>>>>>
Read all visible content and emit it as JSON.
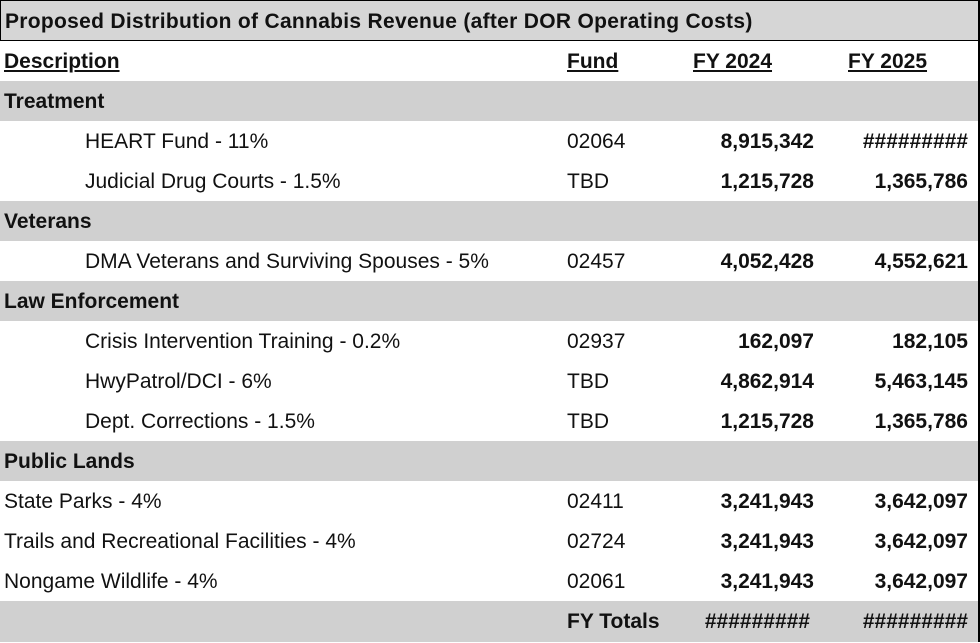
{
  "title": "Proposed Distribution of Cannabis Revenue (after DOR Operating Costs)",
  "header": [
    "Description",
    "Fund",
    "FY 2024",
    "FY 2025"
  ],
  "sections": [
    {
      "name": "Treatment",
      "rows": [
        [
          "HEART Fund - 11%",
          "02064",
          "8,915,342",
          "#########"
        ],
        [
          "Judicial Drug Courts - 1.5%",
          "TBD",
          "1,215,728",
          "1,365,786"
        ]
      ]
    },
    {
      "name": "Veterans",
      "rows": [
        [
          "DMA Veterans and Surviving Spouses - 5%",
          "02457",
          "4,052,428",
          "4,552,621"
        ]
      ]
    },
    {
      "name": "Law Enforcement",
      "rows": [
        [
          "Crisis Intervention Training - 0.2%",
          "02937",
          "162,097",
          "182,105"
        ],
        [
          "HwyPatrol/DCI - 6%",
          "TBD",
          "4,862,914",
          "5,463,145"
        ],
        [
          "Dept. Corrections - 1.5%",
          "TBD",
          "1,215,728",
          "1,365,786"
        ]
      ]
    },
    {
      "name": "Public Lands",
      "rows": [
        [
          "State Parks - 4%",
          "02411",
          "3,241,943",
          "3,642,097"
        ],
        [
          "Trails and Recreational Facilities - 4%",
          "02724",
          "3,241,943",
          "3,642,097"
        ],
        [
          "Nongame Wildlife - 4%",
          "02061",
          "3,241,943",
          "3,642,097"
        ]
      ]
    }
  ],
  "totals": {
    "label": "FY Totals",
    "fy2024": "#########",
    "fy2025": "#########"
  }
}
<<<<<
▶ [Problem] Give every line above again exactly, with no pictures.

▶ [Output for this exercise]
Read all visible content and emit it as JSON.
{
  "title": "Proposed Distribution of Cannabis Revenue (after DOR Operating Costs)",
  "header": [
    "Description",
    "Fund",
    "FY 2024",
    "FY 2025"
  ],
  "sections": [
    {
      "name": "Treatment",
      "rows": [
        [
          "HEART Fund - 11%",
          "02064",
          "8,915,342",
          "#########"
        ],
        [
          "Judicial Drug Courts - 1.5%",
          "TBD",
          "1,215,728",
          "1,365,786"
        ]
      ]
    },
    {
      "name": "Veterans",
      "rows": [
        [
          "DMA Veterans and Surviving Spouses - 5%",
          "02457",
          "4,052,428",
          "4,552,621"
        ]
      ]
    },
    {
      "name": "Law Enforcement",
      "rows": [
        [
          "Crisis Intervention Training - 0.2%",
          "02937",
          "162,097",
          "182,105"
        ],
        [
          "HwyPatrol/DCI - 6%",
          "TBD",
          "4,862,914",
          "5,463,145"
        ],
        [
          "Dept. Corrections - 1.5%",
          "TBD",
          "1,215,728",
          "1,365,786"
        ]
      ]
    },
    {
      "name": "Public Lands",
      "rows": [
        [
          "State Parks - 4%",
          "02411",
          "3,241,943",
          "3,642,097"
        ],
        [
          "Trails and Recreational Facilities - 4%",
          "02724",
          "3,241,943",
          "3,642,097"
        ],
        [
          "Nongame Wildlife - 4%",
          "02061",
          "3,241,943",
          "3,642,097"
        ]
      ]
    }
  ],
  "totals": {
    "label": "FY Totals",
    "fy2024": "#########",
    "fy2025": "#########"
  }
}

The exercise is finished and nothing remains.